==== Data section ====
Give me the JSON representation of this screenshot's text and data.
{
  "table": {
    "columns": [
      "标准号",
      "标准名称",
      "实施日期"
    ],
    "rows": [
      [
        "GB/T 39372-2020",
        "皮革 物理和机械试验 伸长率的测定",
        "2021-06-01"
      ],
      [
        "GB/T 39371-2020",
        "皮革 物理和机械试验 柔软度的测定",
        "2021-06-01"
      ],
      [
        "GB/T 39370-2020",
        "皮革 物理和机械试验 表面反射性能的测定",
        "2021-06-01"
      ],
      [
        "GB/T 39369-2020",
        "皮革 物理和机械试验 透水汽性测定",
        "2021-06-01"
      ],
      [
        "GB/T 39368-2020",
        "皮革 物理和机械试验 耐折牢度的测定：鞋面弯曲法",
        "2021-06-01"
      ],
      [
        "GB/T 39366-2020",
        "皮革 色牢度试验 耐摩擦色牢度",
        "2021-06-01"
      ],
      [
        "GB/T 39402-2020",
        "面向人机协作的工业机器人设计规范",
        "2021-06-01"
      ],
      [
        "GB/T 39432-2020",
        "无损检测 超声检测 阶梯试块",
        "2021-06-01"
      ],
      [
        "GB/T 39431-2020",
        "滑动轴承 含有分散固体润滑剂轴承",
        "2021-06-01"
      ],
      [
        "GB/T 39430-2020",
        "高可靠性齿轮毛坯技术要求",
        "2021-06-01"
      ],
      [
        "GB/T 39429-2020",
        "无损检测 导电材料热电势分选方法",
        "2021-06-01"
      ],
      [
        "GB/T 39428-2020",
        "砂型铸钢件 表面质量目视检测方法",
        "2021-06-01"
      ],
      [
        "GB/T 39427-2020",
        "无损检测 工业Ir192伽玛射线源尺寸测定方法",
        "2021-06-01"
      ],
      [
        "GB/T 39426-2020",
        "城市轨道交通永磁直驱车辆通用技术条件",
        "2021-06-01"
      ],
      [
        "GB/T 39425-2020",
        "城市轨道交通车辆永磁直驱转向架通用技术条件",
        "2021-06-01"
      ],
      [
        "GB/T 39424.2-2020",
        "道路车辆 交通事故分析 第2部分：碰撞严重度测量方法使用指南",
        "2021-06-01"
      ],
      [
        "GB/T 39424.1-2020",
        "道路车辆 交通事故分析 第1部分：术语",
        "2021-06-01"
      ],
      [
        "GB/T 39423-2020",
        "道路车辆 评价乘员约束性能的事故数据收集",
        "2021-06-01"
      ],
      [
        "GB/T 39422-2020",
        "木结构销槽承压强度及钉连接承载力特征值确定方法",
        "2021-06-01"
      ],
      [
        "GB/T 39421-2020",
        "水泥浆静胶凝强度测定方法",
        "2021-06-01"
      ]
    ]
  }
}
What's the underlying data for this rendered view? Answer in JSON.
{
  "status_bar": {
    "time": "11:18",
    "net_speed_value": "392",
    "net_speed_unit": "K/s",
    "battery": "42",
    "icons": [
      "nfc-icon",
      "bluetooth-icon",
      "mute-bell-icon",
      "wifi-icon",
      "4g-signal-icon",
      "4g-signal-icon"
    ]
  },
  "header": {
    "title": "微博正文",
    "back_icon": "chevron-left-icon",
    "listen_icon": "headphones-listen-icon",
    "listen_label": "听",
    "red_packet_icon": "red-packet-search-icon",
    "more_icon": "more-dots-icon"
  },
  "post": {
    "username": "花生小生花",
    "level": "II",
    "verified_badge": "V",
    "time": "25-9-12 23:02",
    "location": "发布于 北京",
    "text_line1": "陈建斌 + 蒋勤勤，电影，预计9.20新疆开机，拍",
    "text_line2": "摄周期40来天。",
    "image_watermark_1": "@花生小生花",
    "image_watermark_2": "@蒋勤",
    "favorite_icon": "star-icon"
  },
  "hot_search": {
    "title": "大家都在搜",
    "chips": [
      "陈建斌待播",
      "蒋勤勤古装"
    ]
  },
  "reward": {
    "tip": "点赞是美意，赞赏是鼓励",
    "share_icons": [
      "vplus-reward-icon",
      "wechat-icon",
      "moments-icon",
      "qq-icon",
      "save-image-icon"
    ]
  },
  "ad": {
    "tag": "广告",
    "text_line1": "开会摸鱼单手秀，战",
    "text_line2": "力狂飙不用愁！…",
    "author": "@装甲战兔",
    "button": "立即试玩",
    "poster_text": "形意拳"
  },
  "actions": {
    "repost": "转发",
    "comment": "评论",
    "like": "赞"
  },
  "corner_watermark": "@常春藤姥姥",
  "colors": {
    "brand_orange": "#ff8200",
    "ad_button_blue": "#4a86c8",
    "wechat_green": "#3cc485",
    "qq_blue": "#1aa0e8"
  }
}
====
__What you are asked to do__
Recopy the entries above in their entirety, exactly.

__Exercise result__
Give me the JSON representation of this screenshot's text and data.
{
  "table": {
    "columns": [
      "标准号",
      "标准名称",
      "实施日期"
    ],
    "rows": [
      [
        "GB/T 39372-2020",
        "皮革 物理和机械试验 伸长率的测定",
        "2021-06-01"
      ],
      [
        "GB/T 39371-2020",
        "皮革 物理和机械试验 柔软度的测定",
        "2021-06-01"
      ],
      [
        "GB/T 39370-2020",
        "皮革 物理和机械试验 表面反射性能的测定",
        "2021-06-01"
      ],
      [
        "GB/T 39369-2020",
        "皮革 物理和机械试验 透水汽性测定",
        "2021-06-01"
      ],
      [
        "GB/T 39368-2020",
        "皮革 物理和机械试验 耐折牢度的测定：鞋面弯曲法",
        "2021-06-01"
      ],
      [
        "GB/T 39366-2020",
        "皮革 色牢度试验 耐摩擦色牢度",
        "2021-06-01"
      ],
      [
        "GB/T 39402-2020",
        "面向人机协作的工业机器人设计规范",
        "2021-06-01"
      ],
      [
        "GB/T 39432-2020",
        "无损检测 超声检测 阶梯试块",
        "2021-06-01"
      ],
      [
        "GB/T 39431-2020",
        "滑动轴承 含有分散固体润滑剂轴承",
        "2021-06-01"
      ],
      [
        "GB/T 39430-2020",
        "高可靠性齿轮毛坯技术要求",
        "2021-06-01"
      ],
      [
        "GB/T 39429-2020",
        "无损检测 导电材料热电势分选方法",
        "2021-06-01"
      ],
      [
        "GB/T 39428-2020",
        "砂型铸钢件 表面质量目视检测方法",
        "2021-06-01"
      ],
      [
        "GB/T 39427-2020",
        "无损检测 工业Ir192伽玛射线源尺寸测定方法",
        "2021-06-01"
      ],
      [
        "GB/T 39426-2020",
        "城市轨道交通永磁直驱车辆通用技术条件",
        "2021-06-01"
      ],
      [
        "GB/T 39425-2020",
        "城市轨道交通车辆永磁直驱转向架通用技术条件",
        "2021-06-01"
      ],
      [
        "GB/T 39424.2-2020",
        "道路车辆 交通事故分析 第2部分：碰撞严重度测量方法使用指南",
        "2021-06-01"
      ],
      [
        "GB/T 39424.1-2020",
        "道路车辆 交通事故分析 第1部分：术语",
        "2021-06-01"
      ],
      [
        "GB/T 39423-2020",
        "道路车辆 评价乘员约束性能的事故数据收集",
        "2021-06-01"
      ],
      [
        "GB/T 39422-2020",
        "木结构销槽承压强度及钉连接承载力特征值确定方法",
        "2021-06-01"
      ],
      [
        "GB/T 39421-2020",
        "水泥浆静胶凝强度测定方法",
        "2021-06-01"
      ]
    ]
  }
}
What's the underlying data for this rendered view? Answer in JSON.
{
  "status_bar": {
    "time": "11:18",
    "net_speed_value": "392",
    "net_speed_unit": "K/s",
    "battery": "42",
    "icons": [
      "nfc-icon",
      "bluetooth-icon",
      "mute-bell-icon",
      "wifi-icon",
      "4g-signal-icon",
      "4g-signal-icon"
    ]
  },
  "header": {
    "title": "微博正文",
    "back_icon": "chevron-left-icon",
    "listen_icon": "headphones-listen-icon",
    "listen_label": "听",
    "red_packet_icon": "red-packet-search-icon",
    "more_icon": "more-dots-icon"
  },
  "post": {
    "username": "花生小生花",
    "level": "II",
    "verified_badge": "V",
    "time": "25-9-12 23:02",
    "location": "发布于 北京",
    "text_line1": "陈建斌 + 蒋勤勤，电影，预计9.20新疆开机，拍",
    "text_line2": "摄周期40来天。",
    "image_watermark_1": "@花生小生花",
    "image_watermark_2": "@蒋勤",
    "favorite_icon": "star-icon"
  },
  "hot_search": {
    "title": "大家都在搜",
    "chips": [
      "陈建斌待播",
      "蒋勤勤古装"
    ]
  },
  "reward": {
    "tip": "点赞是美意，赞赏是鼓励",
    "share_icons": [
      "vplus-reward-icon",
      "wechat-icon",
      "moments-icon",
      "qq-icon",
      "save-image-icon"
    ]
  },
  "ad": {
    "tag": "广告",
    "text_line1": "开会摸鱼单手秀，战",
    "text_line2": "力狂飙不用愁！…",
    "author": "@装甲战兔",
    "button": "立即试玩",
    "poster_text": "形意拳"
  },
  "actions": {
    "repost": "转发",
    "comment": "评论",
    "like": "赞"
  },
  "corner_watermark": "@常春藤姥姥",
  "colors": {
    "brand_orange": "#ff8200",
    "ad_button_blue": "#4a86c8",
    "wechat_green": "#3cc485",
    "qq_blue": "#1aa0e8"
  }
}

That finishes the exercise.